Dataset records:

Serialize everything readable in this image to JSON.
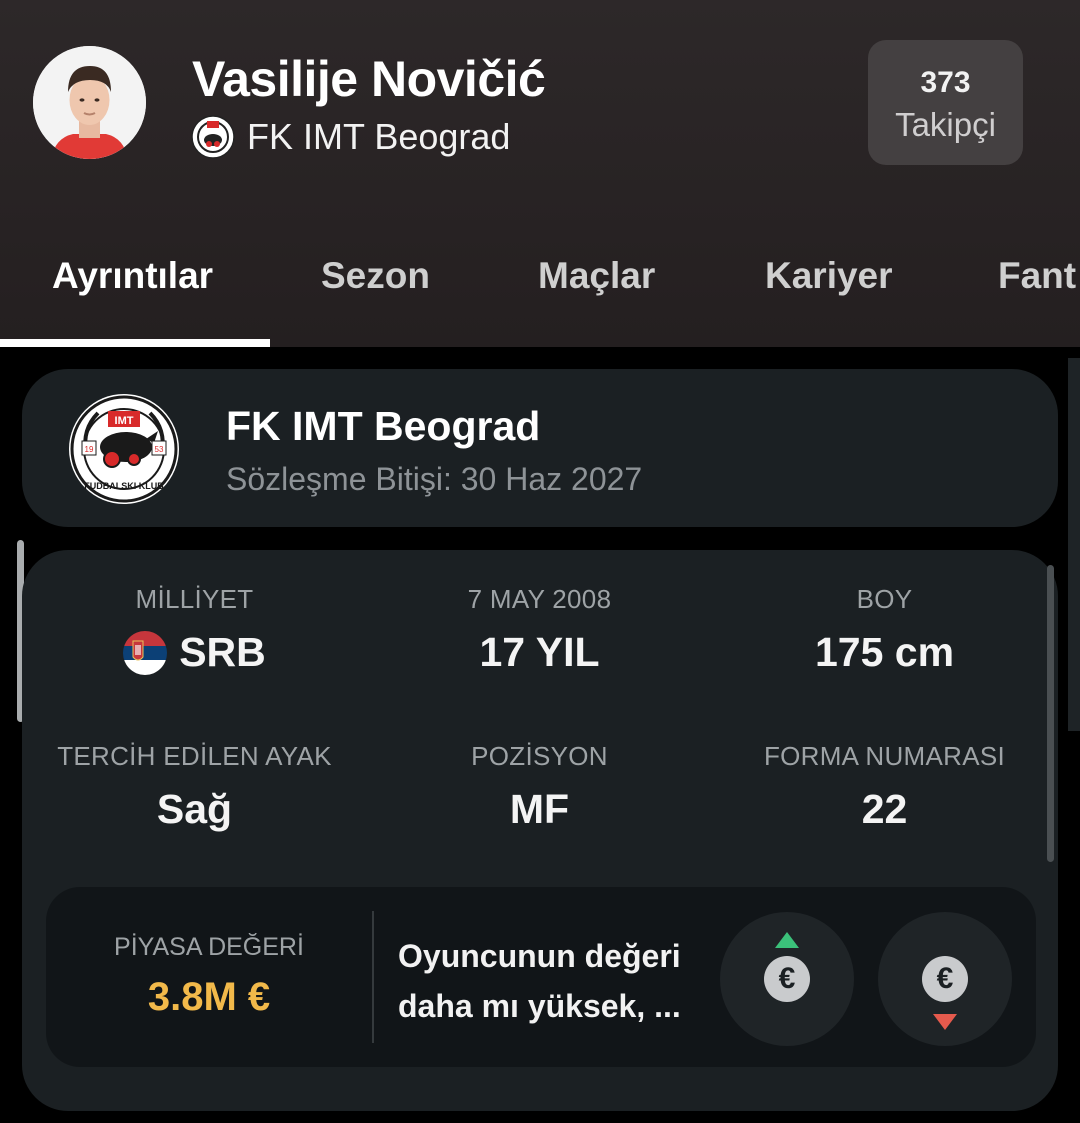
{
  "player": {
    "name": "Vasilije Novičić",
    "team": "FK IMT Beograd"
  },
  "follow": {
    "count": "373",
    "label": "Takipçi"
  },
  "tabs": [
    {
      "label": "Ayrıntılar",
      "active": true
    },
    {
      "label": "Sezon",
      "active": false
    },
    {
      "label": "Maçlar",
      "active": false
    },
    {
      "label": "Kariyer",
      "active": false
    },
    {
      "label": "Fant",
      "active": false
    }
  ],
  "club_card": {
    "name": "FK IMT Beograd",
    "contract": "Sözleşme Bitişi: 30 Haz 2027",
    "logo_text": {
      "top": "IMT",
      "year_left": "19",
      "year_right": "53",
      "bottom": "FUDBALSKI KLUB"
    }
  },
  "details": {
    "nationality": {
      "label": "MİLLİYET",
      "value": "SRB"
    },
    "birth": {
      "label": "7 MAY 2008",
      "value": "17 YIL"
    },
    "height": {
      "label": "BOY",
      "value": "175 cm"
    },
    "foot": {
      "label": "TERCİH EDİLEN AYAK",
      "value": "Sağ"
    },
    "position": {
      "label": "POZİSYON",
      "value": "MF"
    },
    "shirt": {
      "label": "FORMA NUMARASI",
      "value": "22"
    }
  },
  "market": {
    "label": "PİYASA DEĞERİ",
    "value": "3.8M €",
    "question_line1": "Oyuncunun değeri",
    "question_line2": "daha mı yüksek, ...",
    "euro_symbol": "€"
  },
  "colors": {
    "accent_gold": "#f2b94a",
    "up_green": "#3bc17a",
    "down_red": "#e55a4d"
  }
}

- _Goal of the exercise_
Only lines with the string "value" belong in your answer; copy each one.

- _Output for this task_
      "value": "SRB"
      "value": "17 YIL"
      "value": "175 cm"
      "value": "Sağ"
      "value": "MF"
      "value": "22"
    "value": "3.8M €",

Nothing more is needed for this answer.